Exercise objective: Return each line of the records with nothing changed, pictures excepted.

▬▬▬▬▬▬

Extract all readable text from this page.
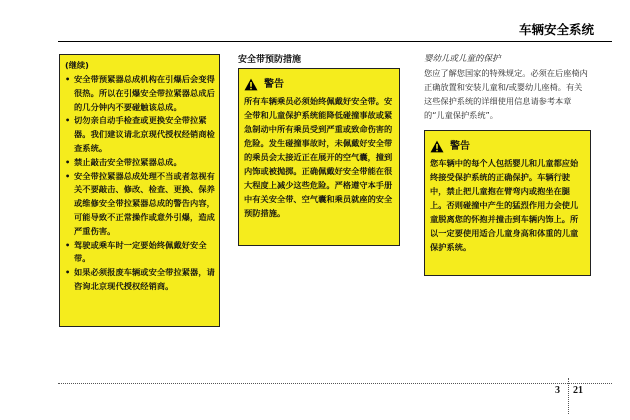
车辆安全系统
(继续)
• 安全带预紧器总成机构在引爆后会变得很热。所以在引爆安全带拉紧器总成后的几分钟内不要碰触该总成。
• 切勿亲自动手检查或更换安全带拉紧器。我们建议请北京现代授权经销商检查系统。
• 禁止敲击安全带拉紧器总成。
• 安全带拉紧器总成处理不当或者忽视有关不要敲击、修改、检查、更换、保养或维修安全带拉紧器总成的警告内容，可能导致不正常操作或意外引爆，造成严重伤害。
• 驾驶或乘车时一定要始终佩戴好安全带。
• 如果必须报废车辆或安全带拉紧器，请咨询北京现代授权经销商。
安全带预防措施
警告
所有车辆乘员必须始终佩戴好安全带。安全带和儿童保护系统能降低碰撞事故或紧急制动中所有乘员受到严重或致命伤害的危险。发生碰撞事故时，未佩戴好安全带的乘员会太接近正在展开的空气囊，撞到内饰或被抛掷。正确佩戴好安全带能在很大程度上减少这些危险。严格遵守本手册中有关安全带、空气囊和乘员就座的安全预防措施。
婴幼儿或儿童的保护
您应了解您国家的特殊规定。必须在后座椅内正确放置和安装儿童和/或婴幼儿座椅。有关这些保护系统的详细使用信息请参考本章的“儿童保护系统”。
警告
您车辆中的每个人包括婴儿和儿童都应始终接受保护系统的正确保护。车辆行驶中，禁止把儿童抱在臂弯内或抱坐在腿上。否则碰撞中产生的猛烈作用力会使儿童脱离您的怀抱并撞击到车辆内饰上。所以一定要使用适合儿童身高和体重的儿童保护系统。
3 21
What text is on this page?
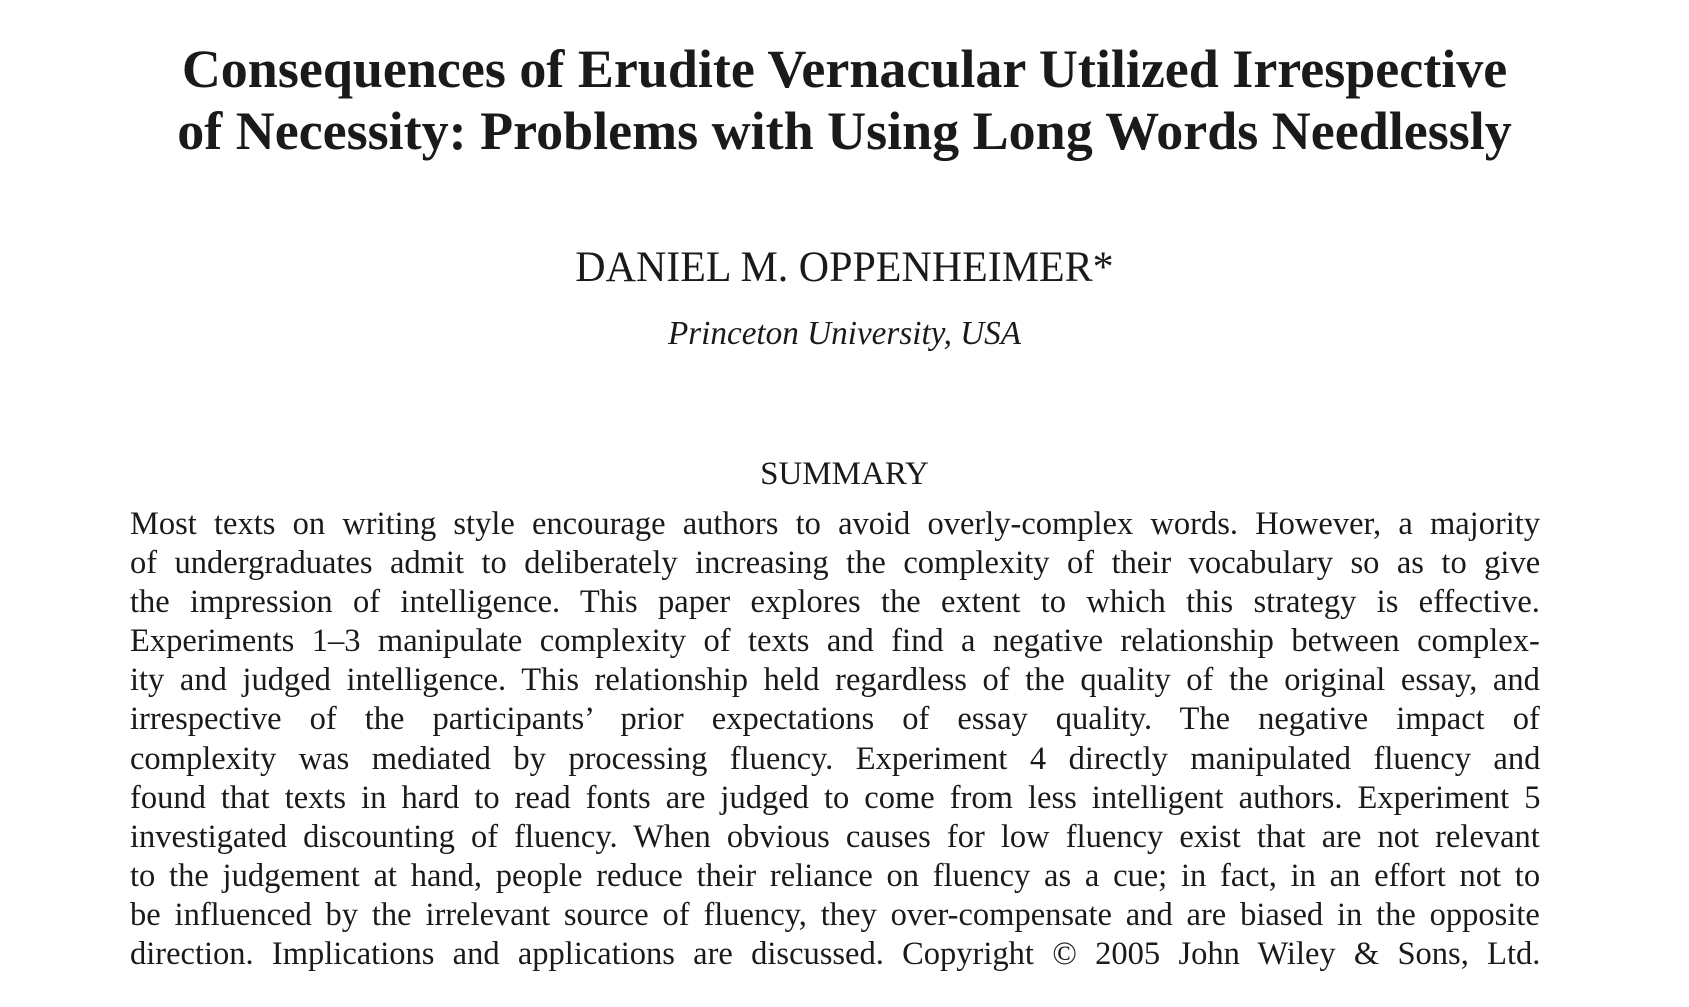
Consequences of Erudite Vernacular Utilized Irrespective
of Necessity: Problems with Using Long Words Needlessly
DANIEL M. OPPENHEIMER*
Princeton University, USA
SUMMARY
Most texts on writing style encourage authors to avoid overly-complex words. However, a majority
of undergraduates admit to deliberately increasing the complexity of their vocabulary so as to give
the impression of intelligence. This paper explores the extent to which this strategy is effective.
Experiments 1–3 manipulate complexity of texts and find a negative relationship between complex-
ity and judged intelligence. This relationship held regardless of the quality of the original essay, and
irrespective of the participants’ prior expectations of essay quality. The negative impact of
complexity was mediated by processing fluency. Experiment 4 directly manipulated fluency and
found that texts in hard to read fonts are judged to come from less intelligent authors. Experiment 5
investigated discounting of fluency. When obvious causes for low fluency exist that are not relevant
to the judgement at hand, people reduce their reliance on fluency as a cue; in fact, in an effort not to
be influenced by the irrelevant source of fluency, they over-compensate and are biased in the opposite
direction. Implications and applications are discussed. Copyright © 2005 John Wiley & Sons, Ltd.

▬▬▬▬▬▬

Final result:
Extract all readable text from this page.
车辆安全系统
(继续)
• 安全带预紧器总成机构在引爆后会变得很热。所以在引爆安全带拉紧器总成后的几分钟内不要碰触该总成。
• 切勿亲自动手检查或更换安全带拉紧器。我们建议请北京现代授权经销商检查系统。
• 禁止敲击安全带拉紧器总成。
• 安全带拉紧器总成处理不当或者忽视有关不要敲击、修改、检查、更换、保养或维修安全带拉紧器总成的警告内容，可能导致不正常操作或意外引爆，造成严重伤害。
• 驾驶或乘车时一定要始终佩戴好安全带。
• 如果必须报废车辆或安全带拉紧器，请咨询北京现代授权经销商。
安全带预防措施
警告
所有车辆乘员必须始终佩戴好安全带。安全带和儿童保护系统能降低碰撞事故或紧急制动中所有乘员受到严重或致命伤害的危险。发生碰撞事故时，未佩戴好安全带的乘员会太接近正在展开的空气囊，撞到内饰或被抛掷。正确佩戴好安全带能在很大程度上减少这些危险。严格遵守本手册中有关安全带、空气囊和乘员就座的安全预防措施。
婴幼儿或儿童的保护
您应了解您国家的特殊规定。必须在后座椅内正确放置和安装儿童和/或婴幼儿座椅。有关这些保护系统的详细使用信息请参考本章的“儿童保护系统”。
警告
您车辆中的每个人包括婴儿和儿童都应始终接受保护系统的正确保护。车辆行驶中，禁止把儿童抱在臂弯内或抱坐在腿上。否则碰撞中产生的猛烈作用力会使儿童脱离您的怀抱并撞击到车辆内饰上。所以一定要使用适合儿童身高和体重的儿童保护系统。
3 21
What text is on this page?
Consequences of Erudite Vernacular Utilized Irrespective
of Necessity: Problems with Using Long Words Needlessly
DANIEL M. OPPENHEIMER*
Princeton University, USA
SUMMARY
Most texts on writing style encourage authors to avoid overly-complex words. However, a majority
of undergraduates admit to deliberately increasing the complexity of their vocabulary so as to give
the impression of intelligence. This paper explores the extent to which this strategy is effective.
Experiments 1–3 manipulate complexity of texts and find a negative relationship between complex-
ity and judged intelligence. This relationship held regardless of the quality of the original essay, and
irrespective of the participants’ prior expectations of essay quality. The negative impact of
complexity was mediated by processing fluency. Experiment 4 directly manipulated fluency and
found that texts in hard to read fonts are judged to come from less intelligent authors. Experiment 5
investigated discounting of fluency. When obvious causes for low fluency exist that are not relevant
to the judgement at hand, people reduce their reliance on fluency as a cue; in fact, in an effort not to
be influenced by the irrelevant source of fluency, they over-compensate and are biased in the opposite
direction. Implications and applications are discussed. Copyright © 2005 John Wiley & Sons, Ltd.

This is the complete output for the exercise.